_Brief_
Write out each line in which the string "Exit" is present.
______________________________
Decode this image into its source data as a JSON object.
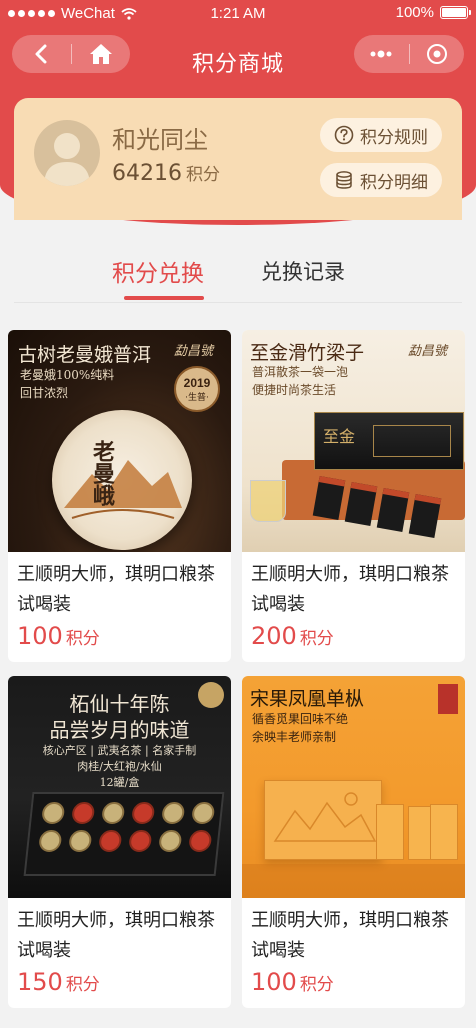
{
  "status_bar": {
    "carrier": "WeChat",
    "time": "1:21 AM",
    "battery": "100%"
  },
  "nav": {
    "title": "积分商城"
  },
  "user": {
    "name": "和光同尘",
    "points": "64216",
    "points_unit": "积分",
    "rules_label": "积分规则",
    "detail_label": "积分明细"
  },
  "tabs": [
    {
      "label": "积分兑换",
      "active": true
    },
    {
      "label": "兑换记录",
      "active": false
    }
  ],
  "colors": {
    "brand_red": "#e24b4b",
    "card_gold": "#f8dcb4"
  },
  "products": [
    {
      "image": {
        "headline": "古树老曼娥普洱",
        "sub1": "老曼娥100%纯料",
        "sub2": "回甘浓烈",
        "brand": "勐昌號",
        "badge_year": "2019",
        "badge_text": "·生普·",
        "cake_text": "老曼峨"
      },
      "title": "王顺明大师，琪明口粮茶试喝装",
      "points": "100",
      "unit": "积分"
    },
    {
      "image": {
        "headline": "至金滑竹梁子",
        "sub1": "普洱散茶一袋一泡",
        "sub2": "便捷时尚茶生活",
        "brand": "勐昌號",
        "box_text": "至金"
      },
      "title": "王顺明大师，琪明口粮茶试喝装",
      "points": "200",
      "unit": "积分"
    },
    {
      "image": {
        "headline": "柘仙十年陈",
        "headline2": "品尝岁月的味道",
        "sub1": "核心产区 | 武夷名茶 | 名家手制",
        "sub2": "肉桂/大红袍/水仙",
        "sub3": "12罐/盒",
        "brand": "柘仙"
      },
      "title": "王顺明大师，琪明口粮茶试喝装",
      "points": "150",
      "unit": "积分"
    },
    {
      "image": {
        "headline": "宋果凤凰单枞",
        "sub1": "循香觅果回味不绝",
        "sub2": "余映丰老师亲制"
      },
      "title": "王顺明大师，琪明口粮茶试喝装",
      "points": "100",
      "unit": "积分"
    }
  ]
}
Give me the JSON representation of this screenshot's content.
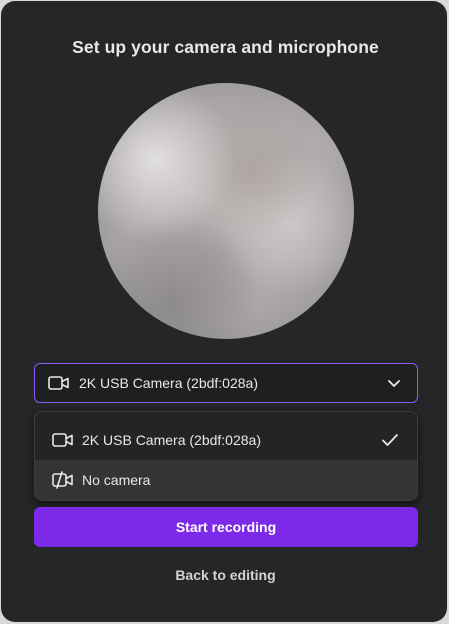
{
  "dialog": {
    "title": "Set up your camera and microphone"
  },
  "camera_select": {
    "selected_label": "2K USB Camera (2bdf:028a)",
    "icon": "video-camera-icon",
    "accent_color": "#8b5cf6"
  },
  "camera_menu": {
    "items": [
      {
        "label": "2K USB Camera (2bdf:028a)",
        "icon": "video-camera-icon",
        "selected": true
      },
      {
        "label": "No camera",
        "icon": "video-camera-off-icon",
        "selected": false
      }
    ]
  },
  "actions": {
    "start_label": "Start recording",
    "start_color": "#7d2ae8",
    "back_label": "Back to editing"
  }
}
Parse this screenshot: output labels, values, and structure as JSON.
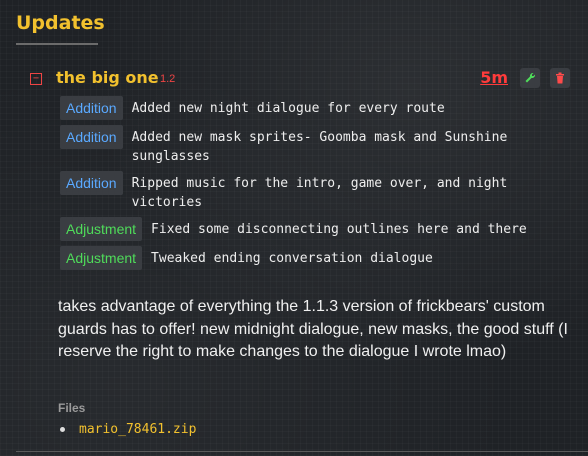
{
  "section": {
    "title": "Updates"
  },
  "version": {
    "name": "the big one",
    "number": "1.2",
    "time_ago": "5m",
    "collapse_symbol": "−"
  },
  "changes": [
    {
      "tag": "Addition",
      "text": "Added new night dialogue for every route"
    },
    {
      "tag": "Addition",
      "text": "Added new mask sprites- Goomba mask and Sunshine sunglasses"
    },
    {
      "tag": "Addition",
      "text": "Ripped music for the intro, game over, and night victories"
    },
    {
      "tag": "Adjustment",
      "text": "Fixed some disconnecting outlines here and there"
    },
    {
      "tag": "Adjustment",
      "text": "Tweaked ending conversation dialogue"
    }
  ],
  "description": "takes advantage of everything the 1.1.3 version of frickbears' custom guards has to offer! new midnight dialogue, new masks, the good stuff (I reserve the right to make changes to the dialogue I wrote lmao)",
  "files": {
    "label": "Files",
    "items": [
      "mario_78461.zip"
    ]
  },
  "colors": {
    "accent_yellow": "#f2c12e",
    "danger_red": "#ff3b3b",
    "addition_blue": "#5aa9ff",
    "adjustment_green": "#4fdc5a"
  },
  "icons": {
    "edit": "wrench-icon",
    "delete": "trash-icon",
    "collapse": "collapse-icon"
  }
}
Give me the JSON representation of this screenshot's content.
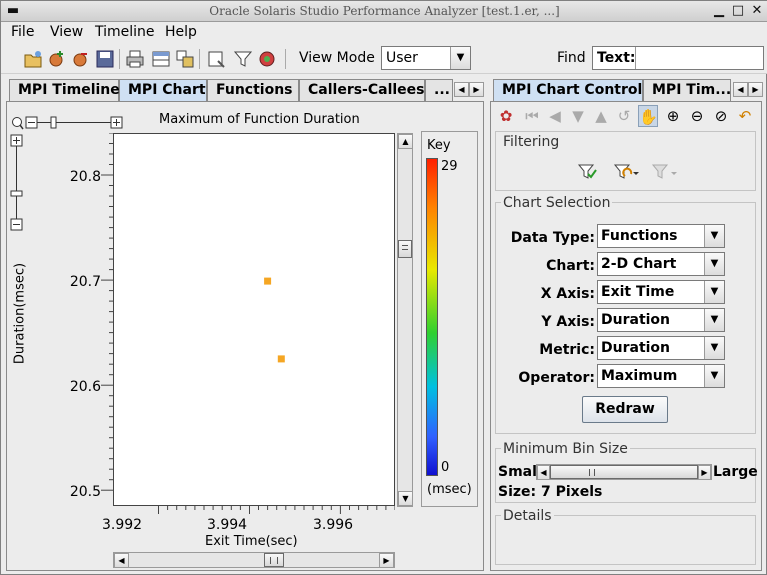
{
  "window": {
    "title": "Oracle Solaris Studio Performance Analyzer [test.1.er, ...]"
  },
  "menubar": {
    "items": [
      "File",
      "View",
      "Timeline",
      "Help"
    ]
  },
  "toolbar": {
    "view_mode_label": "View Mode",
    "view_mode_value": "User",
    "find_label": "Find",
    "text_label": "Text:",
    "text_value": ""
  },
  "left_tabs": [
    "MPI Timeline",
    "MPI Chart",
    "Functions",
    "Callers-Callees",
    "..."
  ],
  "right_tabs": [
    "MPI Chart Controls",
    "MPI Tim..."
  ],
  "chart_header": {
    "title": "Maximum of Function Duration"
  },
  "chart_data": {
    "type": "scatter",
    "title": "Maximum of Function Duration",
    "xlabel": "Exit Time(sec)",
    "ylabel": "Duration(msec)",
    "x_ticks": [
      "3.992",
      "3.994",
      "3.996"
    ],
    "y_ticks": [
      "20.8",
      "20.7",
      "20.6",
      "20.5"
    ],
    "xlim": [
      3.991,
      3.9972
    ],
    "ylim": [
      20.485,
      20.84
    ],
    "points": [
      {
        "x": 3.9944,
        "y": 20.699
      },
      {
        "x": 3.9947,
        "y": 20.625
      }
    ],
    "point_color": "#f5a623",
    "legend": {
      "title": "Key",
      "max": "29",
      "min": "0",
      "unit": "(msec)"
    }
  },
  "controls": {
    "filtering_title": "Filtering",
    "chart_selection_title": "Chart Selection",
    "fields": [
      {
        "label": "Data Type:",
        "value": "Functions"
      },
      {
        "label": "Chart:",
        "value": "2-D Chart"
      },
      {
        "label": "X Axis:",
        "value": "Exit Time"
      },
      {
        "label": "Y Axis:",
        "value": "Duration"
      },
      {
        "label": "Metric:",
        "value": "Duration"
      },
      {
        "label": "Operator:",
        "value": "Maximum"
      }
    ],
    "redraw_label": "Redraw",
    "min_bin_title": "Minimum Bin Size",
    "small_label": "Small",
    "large_label": "Large",
    "size_text": "Size: 7 Pixels",
    "details_title": "Details"
  }
}
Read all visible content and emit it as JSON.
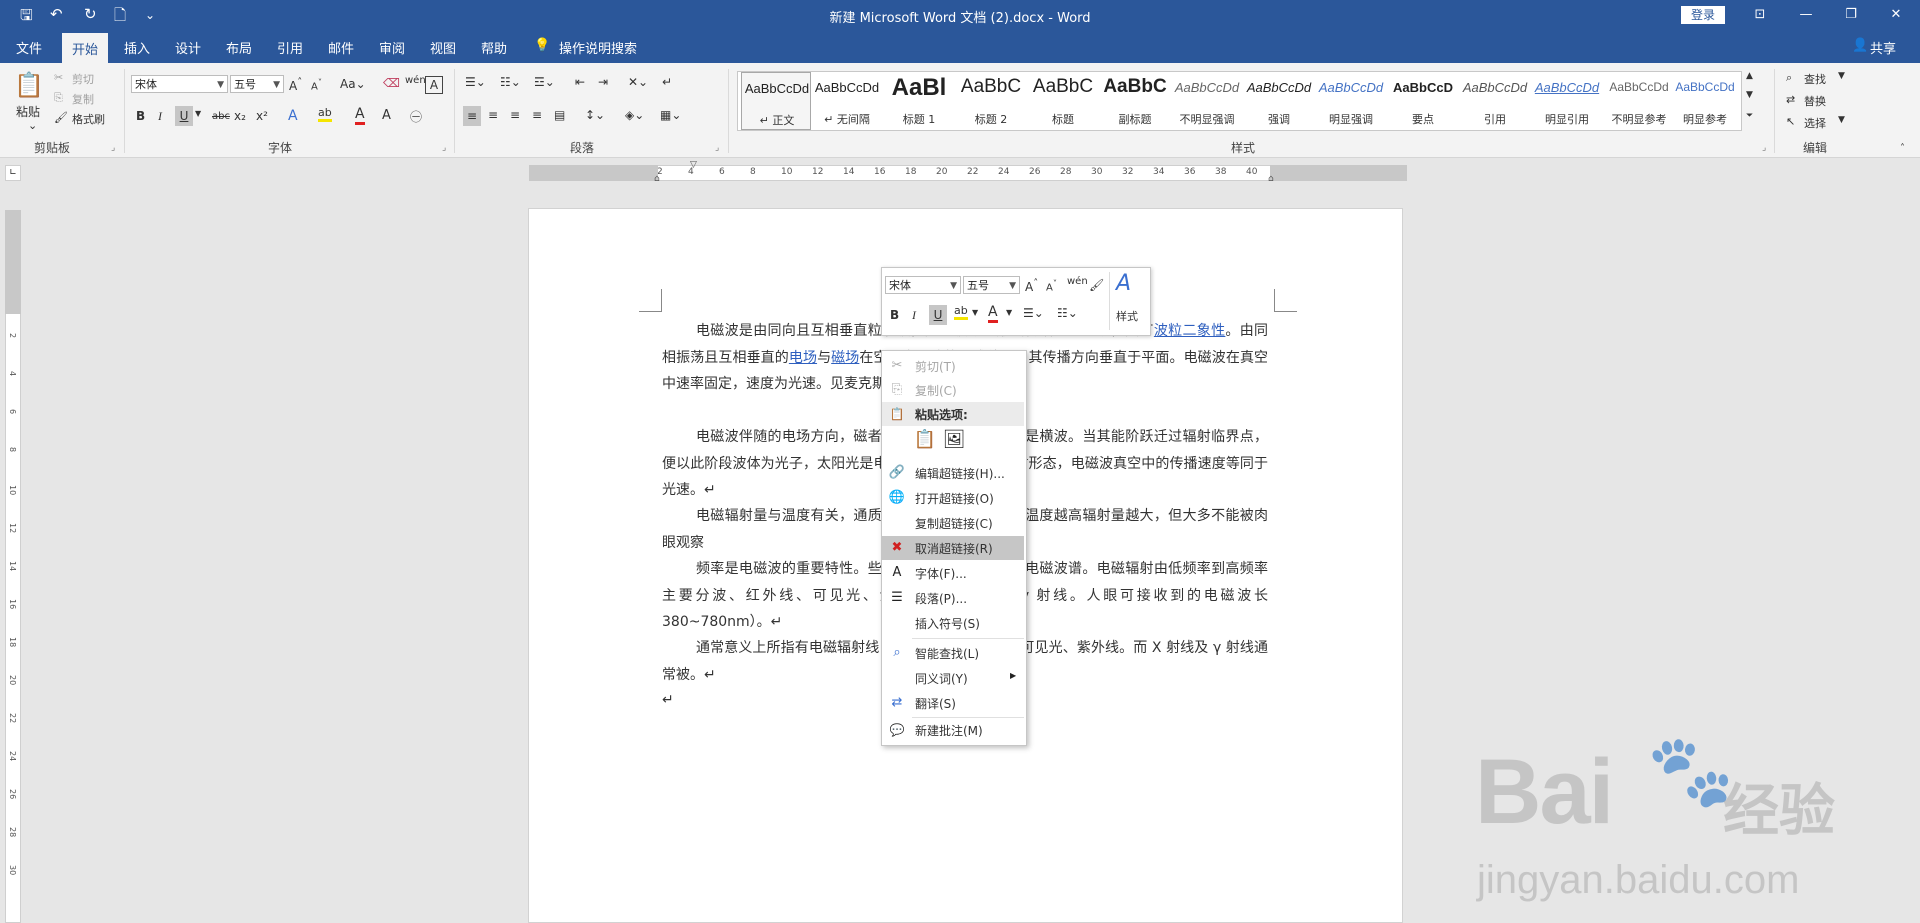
{
  "window": {
    "title": "新建 Microsoft Word 文档 (2).docx  -  Word",
    "login_label": "登录",
    "controls": {
      "restore_ribbon": "⊡",
      "minimize": "—",
      "maximize": "❐",
      "close": "✕"
    }
  },
  "quick_access": {
    "save": "🖫",
    "undo": "↶",
    "redo": "↻",
    "print_preview": "🗋",
    "customize": "⌄"
  },
  "tabs": [
    "文件",
    "开始",
    "插入",
    "设计",
    "布局",
    "引用",
    "邮件",
    "审阅",
    "视图",
    "帮助"
  ],
  "active_tab": "开始",
  "tell_me": "操作说明搜索",
  "share": "共享",
  "ribbon": {
    "clipboard": {
      "paste": "粘贴",
      "cut": "剪切",
      "copy": "复制",
      "format_painter": "格式刷",
      "label": "剪贴板"
    },
    "font": {
      "font_name": "宋体",
      "font_size": "五号",
      "label": "字体",
      "buttons": [
        "B",
        "I",
        "U",
        "abc",
        "x₂",
        "x²"
      ]
    },
    "paragraph": {
      "label": "段落"
    },
    "styles": {
      "label": "样式",
      "items": [
        {
          "preview": "AaBbCcDd",
          "name": "正文"
        },
        {
          "preview": "AaBbCcDd",
          "name": "无间隔"
        },
        {
          "preview": "AaBl",
          "name": "标题 1"
        },
        {
          "preview": "AaBbC",
          "name": "标题 2"
        },
        {
          "preview": "AaBbC",
          "name": "标题"
        },
        {
          "preview": "AaBbC",
          "name": "副标题"
        },
        {
          "preview": "AaBbCcDd",
          "name": "不明显强调"
        },
        {
          "preview": "AaBbCcDd",
          "name": "强调"
        },
        {
          "preview": "AaBbCcDd",
          "name": "明显强调"
        },
        {
          "preview": "AaBbCcD",
          "name": "要点"
        },
        {
          "preview": "AaBbCcDd",
          "name": "引用"
        },
        {
          "preview": "AaBbCcDd",
          "name": "明显引用"
        },
        {
          "preview": "AaBbCcDd",
          "name": "不明显参考"
        },
        {
          "preview": "AaBbCcDd",
          "name": "明显参考"
        }
      ]
    },
    "editing": {
      "find": "查找",
      "replace": "替换",
      "select": "选择",
      "label": "编辑"
    }
  },
  "ruler": {
    "horizontal": [
      "8",
      "6",
      "4",
      "2",
      "2",
      "4",
      "6",
      "8",
      "10",
      "12",
      "14",
      "16",
      "18",
      "20",
      "22",
      "24",
      "26",
      "28",
      "30",
      "32",
      "34",
      "36",
      "38",
      "40",
      "42",
      "44",
      "46",
      "48"
    ],
    "vertical": [
      "1",
      "2",
      "1",
      "2",
      "4",
      "6",
      "8",
      "10",
      "12",
      "14",
      "16",
      "18",
      "20",
      "22",
      "24",
      "26",
      "28",
      "30"
    ]
  },
  "document": {
    "paragraphs": [
      [
        {
          "t": "电磁波是由同向且互相垂直"
        },
        {
          "t": "粒子波，是以波动的形式传播的电磁场，具有"
        },
        {
          "t": "波粒二象性",
          "link": true
        },
        {
          "t": "。由同相振荡且互相垂直的"
        },
        {
          "t": "电场",
          "link": true
        },
        {
          "t": "与"
        },
        {
          "t": "磁场",
          "link": true
        },
        {
          "t": "在空间中以波的形式移动，其传播方向垂直于"
        },
        {
          "t": "平面。电磁波在真空中速率固定，速度为光速。见麦克斯韦方程组。↵"
        }
      ],
      [
        {
          "t": "电磁波伴随的电场方向，磁"
        },
        {
          "t": "者互相垂直，因此电磁波是横波。当其能阶跃迁过辐射临界点，便以"
        },
        {
          "t": "此阶段波体为光子，太阳光是电磁波的一种可见的辐射形态，电磁波"
        },
        {
          "t": "真空中的传播速度等同于光速。↵"
        }
      ],
      [
        {
          "t": "电磁辐射量与温度有关，通"
        },
        {
          "t": "质或粒子都有电磁辐射，温度越高辐射量越大，但大多不能被肉眼观察"
        }
      ],
      [
        {
          "t": "频率是电磁波的重要特性。"
        },
        {
          "t": "些电磁波排列起来，就是电磁波谱。电磁辐射由低频率到高频率主要分"
        },
        {
          "t": "波、红外线、可见光、紫外线、X 射线和 γ 射线。人眼可接收到的电磁"
        },
        {
          "t": "波长 380~780nm）。↵"
        }
      ],
      [
        {
          "t": "通常意义上所指有电磁辐射"
        },
        {
          "t": "线电波、微波、红外线、可见光、紫外线。而 X 射线及 γ 射线通常被"
        },
        {
          "t": "。↵"
        }
      ],
      [
        {
          "t": "↵"
        }
      ]
    ]
  },
  "mini_toolbar": {
    "font_name": "宋体",
    "font_size": "五号",
    "styles_label": "样式"
  },
  "context_menu": [
    {
      "label": "剪切(T)",
      "icon": "✂",
      "state": "disabled"
    },
    {
      "label": "复制(C)",
      "icon": "⎘",
      "state": "disabled"
    },
    {
      "label": "粘贴选项:",
      "icon": "📋",
      "state": "header"
    },
    {
      "label": "",
      "icon": "",
      "state": "paste-options"
    },
    {
      "label": "编辑超链接(H)...",
      "icon": "🔗",
      "state": "normal"
    },
    {
      "label": "打开超链接(O)",
      "icon": "🌐",
      "state": "normal"
    },
    {
      "label": "复制超链接(C)",
      "icon": "",
      "state": "normal"
    },
    {
      "label": "取消超链接(R)",
      "icon": "✖",
      "state": "highlighted"
    },
    {
      "label": "字体(F)...",
      "icon": "A",
      "state": "normal"
    },
    {
      "label": "段落(P)...",
      "icon": "☰",
      "state": "normal"
    },
    {
      "label": "插入符号(S)",
      "icon": "",
      "state": "normal"
    },
    {
      "label": "智能查找(L)",
      "icon": "⌕",
      "state": "normal"
    },
    {
      "label": "同义词(Y)",
      "icon": "",
      "state": "submenu"
    },
    {
      "label": "翻译(S)",
      "icon": "⇄",
      "state": "normal"
    },
    {
      "label": "新建批注(M)",
      "icon": "💬",
      "state": "normal"
    }
  ],
  "watermark": {
    "logo": "Bai",
    "paw": "du",
    "brand_cn": "经验",
    "url": "jingyan.baidu.com"
  },
  "colors": {
    "brand": "#2b579a",
    "link": "#2e5fbf",
    "highlight_menu": "#c6c6c6",
    "font_red": "#e02020",
    "highlight_yellow": "#f5e500"
  }
}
______________________________
_Written reply_
    "xlabel": "Exit Time(sec)",
        "value": "Exit Time"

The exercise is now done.